Dataset records:
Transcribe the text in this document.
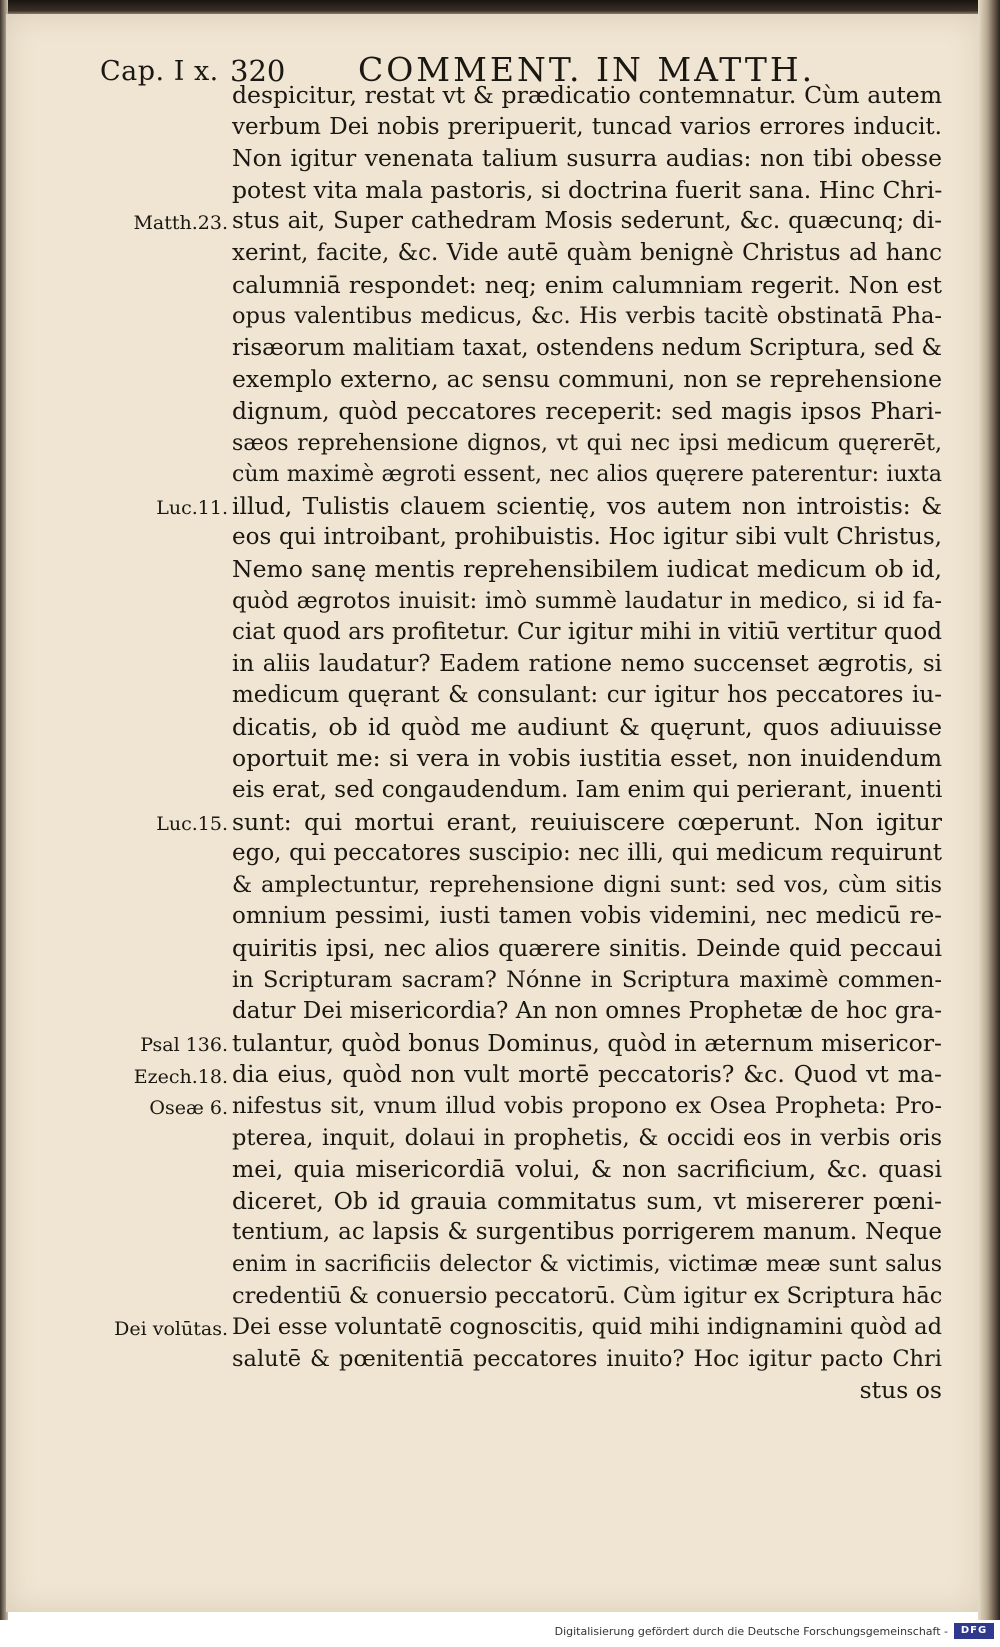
Cap. I x. 320 COMMENT. IN MATTH.
despicitur, restat vt & prædicatio contemnatur. Cùm autem
verbum Dei nobis preripuerit, tuncad varios errores inducit.
Non igitur venenata talium susurra audias: non tibi obesse
potest vita mala pastoris, si doctrina fuerit sana. Hinc Chri-
stus ait, Super cathedram Mosis sederunt, &c. quæcunq; di-
xerint, facite, &c. Vide autē quàm benignè Christus ad hanc
calumniā respondet: neq; enim calumniam regerit. Non est
opus valentibus medicus, &c. His verbis tacitè obstinatā Pha-
risæorum malitiam taxat, ostendens nedum Scriptura, sed &
exemplo externo, ac sensu communi, non se reprehensione
dignum, quòd peccatores receperit: sed magis ipsos Phari-
sæos reprehensione dignos, vt qui nec ipsi medicum quęrerēt,
cùm maximè ægroti essent, nec alios quęrere paterentur: iuxta
illud, Tulistis clauem scientię, vos autem non introistis: &
eos qui introibant, prohibuistis. Hoc igitur sibi vult Christus,
Nemo sanę mentis reprehensibilem iudicat medicum ob id,
quòd ægrotos inuisit: imò summè laudatur in medico, si id fa-
ciat quod ars profitetur. Cur igitur mihi in vitiū vertitur quod
in aliis laudatur? Eadem ratione nemo succenset ægrotis, si
medicum quęrant & consulant: cur igitur hos peccatores iu-
dicatis, ob id quòd me audiunt & quęrunt, quos adiuuisse
oportuit me: si vera in vobis iustitia esset, non inuidendum
eis erat, sed congaudendum. Iam enim qui perierant, inuenti
sunt: qui mortui erant, reuiuiscere cœperunt. Non igitur
ego, qui peccatores suscipio: nec illi, qui medicum requirunt
& amplectuntur, reprehensione digni sunt: sed vos, cùm sitis
omnium pessimi, iusti tamen vobis videmini, nec medicū re-
quiritis ipsi, nec alios quærere sinitis. Deinde quid peccaui
in Scripturam sacram? Nónne in Scriptura maximè commen-
datur Dei misericordia? An non omnes Prophetæ de hoc gra-
tulantur, quòd bonus Dominus, quòd in æternum misericor-
dia eius, quòd non vult mortē peccatoris? &c. Quod vt ma-
nifestus sit, vnum illud vobis propono ex Osea Propheta: Pro-
pterea, inquit, dolaui in prophetis, & occidi eos in verbis oris
mei, quia misericordiā volui, & non sacrificium, &c. quasi
diceret, Ob id grauia commitatus sum, vt misererer pœni-
tentium, ac lapsis & surgentibus porrigerem manum. Neque
enim in sacrificiis delector & victimis, victimæ meæ sunt salus
credentiū & conuersio peccatorū. Cùm igitur ex Scriptura hāc
Dei esse voluntatē cognoscitis, quid mihi indignamini quòd ad
salutē & pœnitentiā peccatores inuito? Hoc igitur pacto Chri
stus os
Matth.23.
Luc.11.
Luc.15.
Psal 136.
Ezech.18.
Oseæ 6.
Dei volūtas.
Digitalisierung gefördert durch die Deutsche Forschungsgemeinschaft -	DFG
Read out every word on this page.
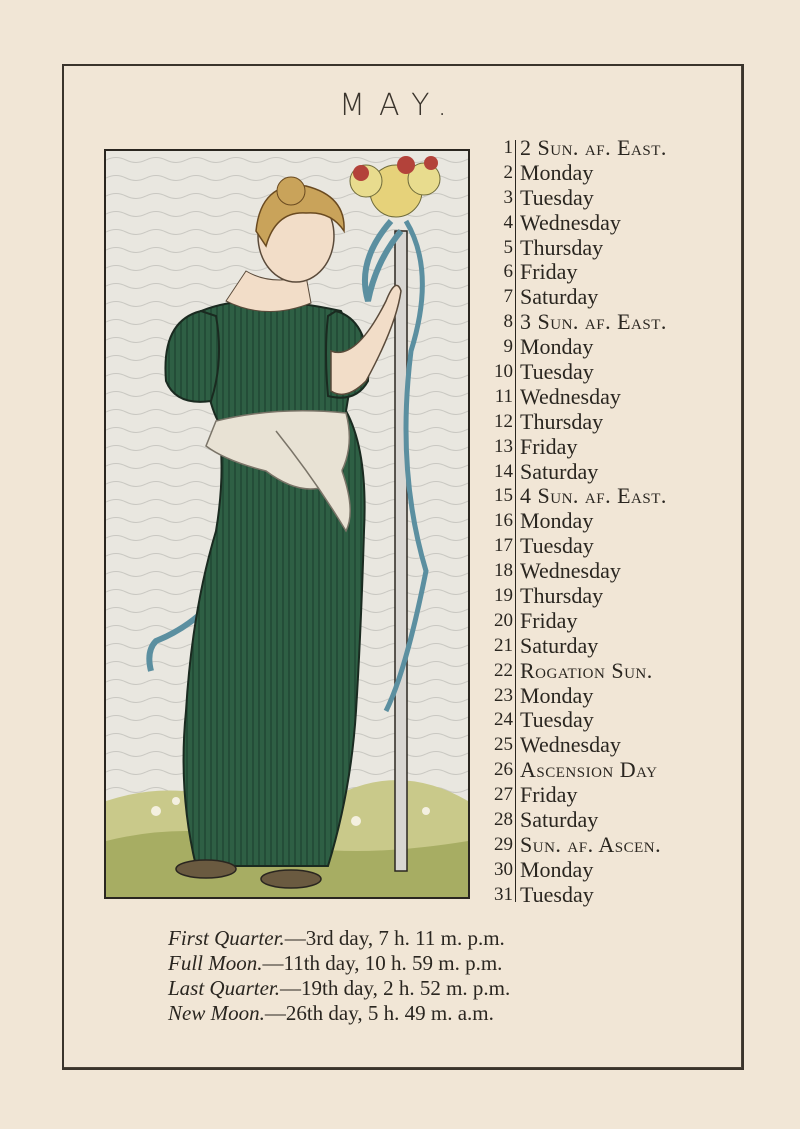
MAY.
1 2 Sun. af. East.
2 Monday
3 Tuesday
4 Wednesday
5 Thursday
6 Friday
7 Saturday
8 3 Sun. af. East.
9 Monday
10 Tuesday
11 Wednesday
12 Thursday
13 Friday
14 Saturday
15 4 Sun. af. East.
16 Monday
17 Tuesday
18 Wednesday
19 Thursday
20 Friday
21 Saturday
22 Rogation Sun.
23 Monday
24 Tuesday
25 Wednesday
26 Ascension Day
27 Friday
28 Saturday
29 Sun. af. Ascen.
30 Monday
31 Tuesday
First Quarter.—3rd day, 7 h. 11 m. p.m.
Full Moon.—11th day, 10 h. 59 m. p.m.
Last Quarter.—19th day, 2 h. 52 m. p.m.
New Moon.—26th day, 5 h. 49 m. a.m.
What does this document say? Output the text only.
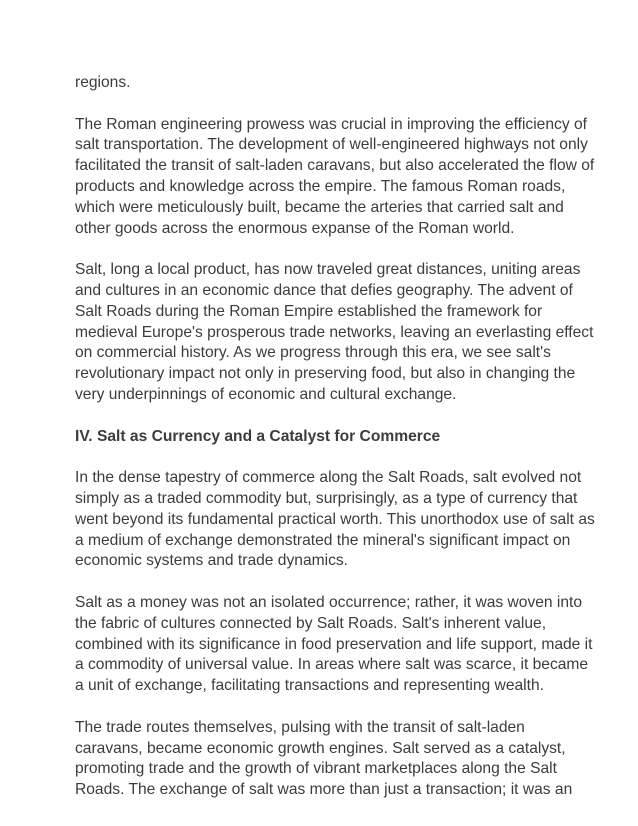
regions.
The Roman engineering prowess was crucial in improving the efficiency of
salt transportation. The development of well-engineered highways not only
facilitated the transit of salt-laden caravans, but also accelerated the flow of
products and knowledge across the empire. The famous Roman roads,
which were meticulously built, became the arteries that carried salt and
other goods across the enormous expanse of the Roman world.
Salt, long a local product, has now traveled great distances, uniting areas
and cultures in an economic dance that defies geography. The advent of
Salt Roads during the Roman Empire established the framework for
medieval Europe's prosperous trade networks, leaving an everlasting effect
on commercial history. As we progress through this era, we see salt's
revolutionary impact not only in preserving food, but also in changing the
very underpinnings of economic and cultural exchange.
IV. Salt as Currency and a Catalyst for Commerce
In the dense tapestry of commerce along the Salt Roads, salt evolved not
simply as a traded commodity but, surprisingly, as a type of currency that
went beyond its fundamental practical worth. This unorthodox use of salt as
a medium of exchange demonstrated the mineral's significant impact on
economic systems and trade dynamics.
Salt as a money was not an isolated occurrence; rather, it was woven into
the fabric of cultures connected by Salt Roads. Salt's inherent value,
combined with its significance in food preservation and life support, made it
a commodity of universal value. In areas where salt was scarce, it became
a unit of exchange, facilitating transactions and representing wealth.
The trade routes themselves, pulsing with the transit of salt-laden
caravans, became economic growth engines. Salt served as a catalyst,
promoting trade and the growth of vibrant marketplaces along the Salt
Roads. The exchange of salt was more than just a transaction; it was an
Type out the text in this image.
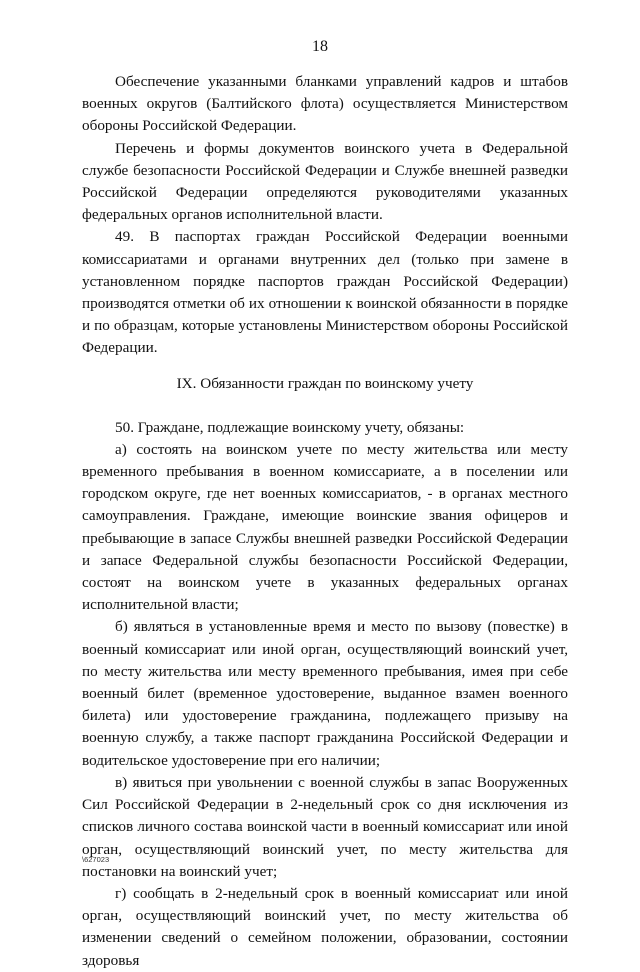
18

Обеспечение указанными бланками управлений кадров и штабов военных округов (Балтийского флота) осуществляется Министерством обороны Российской Федерации.

Перечень и формы документов воинского учета в Федеральной службе безопасности Российской Федерации и Службе внешней разведки Российской Федерации определяются руководителями указанных федеральных органов исполнительной власти.

49. В паспортах граждан Российской Федерации военными комиссариатами и органами внутренних дел (только при замене в установленном порядке паспортов граждан Российской Федерации) производятся отметки об их отношении к воинской обязанности в порядке и по образцам, которые установлены Министерством обороны Российской Федерации.

IX. Обязанности граждан по воинскому учету

50. Граждане, подлежащие воинскому учету, обязаны:

а) состоять на воинском учете по месту жительства или месту временного пребывания в военном комиссариате, а в поселении или городском округе, где нет военных комиссариатов, - в органах местного самоуправления. Граждане, имеющие воинские звания офицеров и пребывающие в запасе Службы внешней разведки Российской Федерации и запасе Федеральной службы безопасности Российской Федерации, состоят на воинском учете в указанных федеральных органах исполнительной власти;

б) являться в установленные время и место по вызову (повестке) в военный комиссариат или иной орган, осуществляющий воинский учет, по месту жительства или месту временного пребывания, имея при себе военный билет (временное удостоверение, выданное взамен военного билета) или удостоверение гражданина, подлежащего призыву на военную службу, а также паспорт гражданина Российской Федерации и водительское удостоверение при его наличии;

в) явиться при увольнении с военной службы в запас Вооруженных Сил Российской Федерации в 2-недельный срок со дня исключения из списков личного состава воинской части в военный комиссариат или иной орган, осуществляющий воинский учет, по месту жительства для постановки на воинский учет;

г) сообщать в 2-недельный срок в военный комиссариат или иной орган, осуществляющий воинский учет, по месту жительства об изменении сведений о семейном положении, образовании, состоянии здоровья

\627023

Work to complete:
Where a line in the entries holds the word "across", copy that line.

Solution for this task:
products and knowledge across the empire. The famous Roman roads,
other goods across the enormous expanse of the Roman world.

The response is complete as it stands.